What is the number of lines containing the string "婦人公論"? Answer with the number only.

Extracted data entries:
● ● ● ●

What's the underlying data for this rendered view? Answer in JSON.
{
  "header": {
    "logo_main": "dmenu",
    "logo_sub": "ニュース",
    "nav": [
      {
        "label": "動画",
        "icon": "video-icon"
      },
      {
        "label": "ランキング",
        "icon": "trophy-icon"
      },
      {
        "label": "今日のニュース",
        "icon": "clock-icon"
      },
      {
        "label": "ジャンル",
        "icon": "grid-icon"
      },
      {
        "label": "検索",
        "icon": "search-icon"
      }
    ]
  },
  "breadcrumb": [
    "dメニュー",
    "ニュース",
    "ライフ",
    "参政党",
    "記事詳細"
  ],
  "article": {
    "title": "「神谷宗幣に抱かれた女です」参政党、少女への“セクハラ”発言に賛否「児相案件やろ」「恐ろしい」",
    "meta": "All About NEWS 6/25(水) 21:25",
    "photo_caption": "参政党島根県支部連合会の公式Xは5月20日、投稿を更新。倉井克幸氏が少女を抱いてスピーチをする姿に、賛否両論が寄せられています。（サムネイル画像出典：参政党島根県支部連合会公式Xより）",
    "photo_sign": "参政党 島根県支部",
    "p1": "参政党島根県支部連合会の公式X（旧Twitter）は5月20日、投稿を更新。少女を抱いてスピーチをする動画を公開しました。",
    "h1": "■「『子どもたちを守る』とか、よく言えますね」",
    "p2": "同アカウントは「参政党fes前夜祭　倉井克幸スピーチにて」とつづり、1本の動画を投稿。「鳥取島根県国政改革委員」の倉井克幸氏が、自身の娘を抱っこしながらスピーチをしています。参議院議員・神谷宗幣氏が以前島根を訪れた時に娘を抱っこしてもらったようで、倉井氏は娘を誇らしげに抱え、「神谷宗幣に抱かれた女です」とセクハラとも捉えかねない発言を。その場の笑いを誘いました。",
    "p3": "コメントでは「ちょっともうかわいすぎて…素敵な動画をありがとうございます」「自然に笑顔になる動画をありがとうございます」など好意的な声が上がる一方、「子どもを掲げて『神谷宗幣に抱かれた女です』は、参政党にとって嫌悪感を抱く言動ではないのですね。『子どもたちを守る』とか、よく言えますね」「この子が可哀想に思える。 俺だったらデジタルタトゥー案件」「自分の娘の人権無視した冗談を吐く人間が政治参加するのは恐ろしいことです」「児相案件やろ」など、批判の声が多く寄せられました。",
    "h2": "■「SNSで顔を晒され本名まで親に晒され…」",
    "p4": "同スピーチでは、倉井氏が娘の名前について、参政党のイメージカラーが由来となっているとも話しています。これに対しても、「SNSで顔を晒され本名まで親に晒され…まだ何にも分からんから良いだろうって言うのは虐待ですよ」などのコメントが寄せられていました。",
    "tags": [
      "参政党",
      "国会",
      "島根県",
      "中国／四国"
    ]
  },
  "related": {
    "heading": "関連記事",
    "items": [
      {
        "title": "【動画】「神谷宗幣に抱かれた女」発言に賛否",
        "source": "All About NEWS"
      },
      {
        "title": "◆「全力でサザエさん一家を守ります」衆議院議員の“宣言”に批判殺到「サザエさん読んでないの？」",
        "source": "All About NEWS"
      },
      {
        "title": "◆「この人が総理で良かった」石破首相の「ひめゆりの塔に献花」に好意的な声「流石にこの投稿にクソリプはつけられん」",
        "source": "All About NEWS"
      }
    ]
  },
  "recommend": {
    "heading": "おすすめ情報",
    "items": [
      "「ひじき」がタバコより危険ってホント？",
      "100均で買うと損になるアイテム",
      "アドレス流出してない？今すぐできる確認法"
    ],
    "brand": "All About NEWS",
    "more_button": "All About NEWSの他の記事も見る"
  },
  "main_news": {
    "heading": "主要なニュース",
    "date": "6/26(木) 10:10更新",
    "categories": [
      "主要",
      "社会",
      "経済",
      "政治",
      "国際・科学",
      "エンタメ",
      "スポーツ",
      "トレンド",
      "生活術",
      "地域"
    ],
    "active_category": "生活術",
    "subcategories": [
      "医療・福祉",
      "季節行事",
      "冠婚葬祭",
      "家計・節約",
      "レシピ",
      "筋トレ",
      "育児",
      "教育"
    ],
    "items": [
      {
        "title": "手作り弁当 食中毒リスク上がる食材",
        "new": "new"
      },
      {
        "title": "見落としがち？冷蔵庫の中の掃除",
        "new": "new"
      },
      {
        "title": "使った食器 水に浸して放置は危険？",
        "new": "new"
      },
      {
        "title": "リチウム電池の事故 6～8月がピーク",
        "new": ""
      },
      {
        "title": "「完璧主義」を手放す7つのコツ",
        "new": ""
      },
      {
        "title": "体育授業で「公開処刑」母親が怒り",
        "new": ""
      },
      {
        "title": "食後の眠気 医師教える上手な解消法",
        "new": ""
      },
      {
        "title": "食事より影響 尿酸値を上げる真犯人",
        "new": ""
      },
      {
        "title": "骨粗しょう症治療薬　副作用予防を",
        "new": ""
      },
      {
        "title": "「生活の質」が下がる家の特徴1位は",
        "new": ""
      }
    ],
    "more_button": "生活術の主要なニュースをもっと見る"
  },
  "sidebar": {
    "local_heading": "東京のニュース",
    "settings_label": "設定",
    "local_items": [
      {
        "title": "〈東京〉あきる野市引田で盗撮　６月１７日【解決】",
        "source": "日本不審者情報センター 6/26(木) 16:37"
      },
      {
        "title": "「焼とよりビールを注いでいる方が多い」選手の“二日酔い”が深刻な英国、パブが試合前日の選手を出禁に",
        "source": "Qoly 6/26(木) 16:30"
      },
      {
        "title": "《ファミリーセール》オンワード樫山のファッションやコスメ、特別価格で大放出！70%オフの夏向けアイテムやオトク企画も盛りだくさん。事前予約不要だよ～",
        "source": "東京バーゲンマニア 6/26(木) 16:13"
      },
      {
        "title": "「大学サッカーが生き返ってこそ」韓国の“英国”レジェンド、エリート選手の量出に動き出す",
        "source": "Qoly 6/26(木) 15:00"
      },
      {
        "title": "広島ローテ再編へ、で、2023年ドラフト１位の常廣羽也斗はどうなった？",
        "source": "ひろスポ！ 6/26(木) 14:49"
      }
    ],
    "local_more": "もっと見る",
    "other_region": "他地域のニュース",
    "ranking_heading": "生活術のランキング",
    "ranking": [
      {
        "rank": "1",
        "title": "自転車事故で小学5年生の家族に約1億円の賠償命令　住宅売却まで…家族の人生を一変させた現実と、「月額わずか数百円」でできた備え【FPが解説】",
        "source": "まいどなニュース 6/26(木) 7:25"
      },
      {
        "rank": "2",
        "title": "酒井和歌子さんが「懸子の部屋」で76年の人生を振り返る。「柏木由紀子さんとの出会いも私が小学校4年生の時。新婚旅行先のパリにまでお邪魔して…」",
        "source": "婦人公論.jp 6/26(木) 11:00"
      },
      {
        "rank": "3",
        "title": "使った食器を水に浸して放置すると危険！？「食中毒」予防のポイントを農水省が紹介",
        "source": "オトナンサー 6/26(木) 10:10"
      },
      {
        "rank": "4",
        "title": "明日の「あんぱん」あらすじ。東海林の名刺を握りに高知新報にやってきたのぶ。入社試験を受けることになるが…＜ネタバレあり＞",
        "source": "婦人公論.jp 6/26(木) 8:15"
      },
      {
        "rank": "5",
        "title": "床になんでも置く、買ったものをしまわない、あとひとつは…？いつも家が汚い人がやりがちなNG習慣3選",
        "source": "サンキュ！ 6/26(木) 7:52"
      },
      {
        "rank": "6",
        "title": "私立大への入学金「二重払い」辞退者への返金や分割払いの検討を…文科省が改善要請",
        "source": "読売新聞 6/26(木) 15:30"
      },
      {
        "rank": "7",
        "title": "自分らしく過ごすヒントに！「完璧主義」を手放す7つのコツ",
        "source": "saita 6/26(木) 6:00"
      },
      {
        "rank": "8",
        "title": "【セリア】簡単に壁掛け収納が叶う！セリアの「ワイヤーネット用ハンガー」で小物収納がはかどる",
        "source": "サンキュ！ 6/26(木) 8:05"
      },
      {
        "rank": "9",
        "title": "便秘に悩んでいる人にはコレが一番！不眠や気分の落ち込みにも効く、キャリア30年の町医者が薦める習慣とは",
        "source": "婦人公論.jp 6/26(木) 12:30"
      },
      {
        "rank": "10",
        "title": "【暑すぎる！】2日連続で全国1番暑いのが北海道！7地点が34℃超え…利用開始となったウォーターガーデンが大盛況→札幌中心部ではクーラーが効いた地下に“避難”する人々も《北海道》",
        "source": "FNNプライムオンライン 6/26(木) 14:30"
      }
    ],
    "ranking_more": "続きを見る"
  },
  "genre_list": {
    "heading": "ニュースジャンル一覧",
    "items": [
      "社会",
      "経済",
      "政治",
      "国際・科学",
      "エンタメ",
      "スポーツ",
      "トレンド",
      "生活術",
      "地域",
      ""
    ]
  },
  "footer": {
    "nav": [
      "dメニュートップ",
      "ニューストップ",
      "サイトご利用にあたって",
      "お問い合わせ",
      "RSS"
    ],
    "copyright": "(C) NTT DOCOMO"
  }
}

● ● ● ●

WRITTEN ANSWER: 3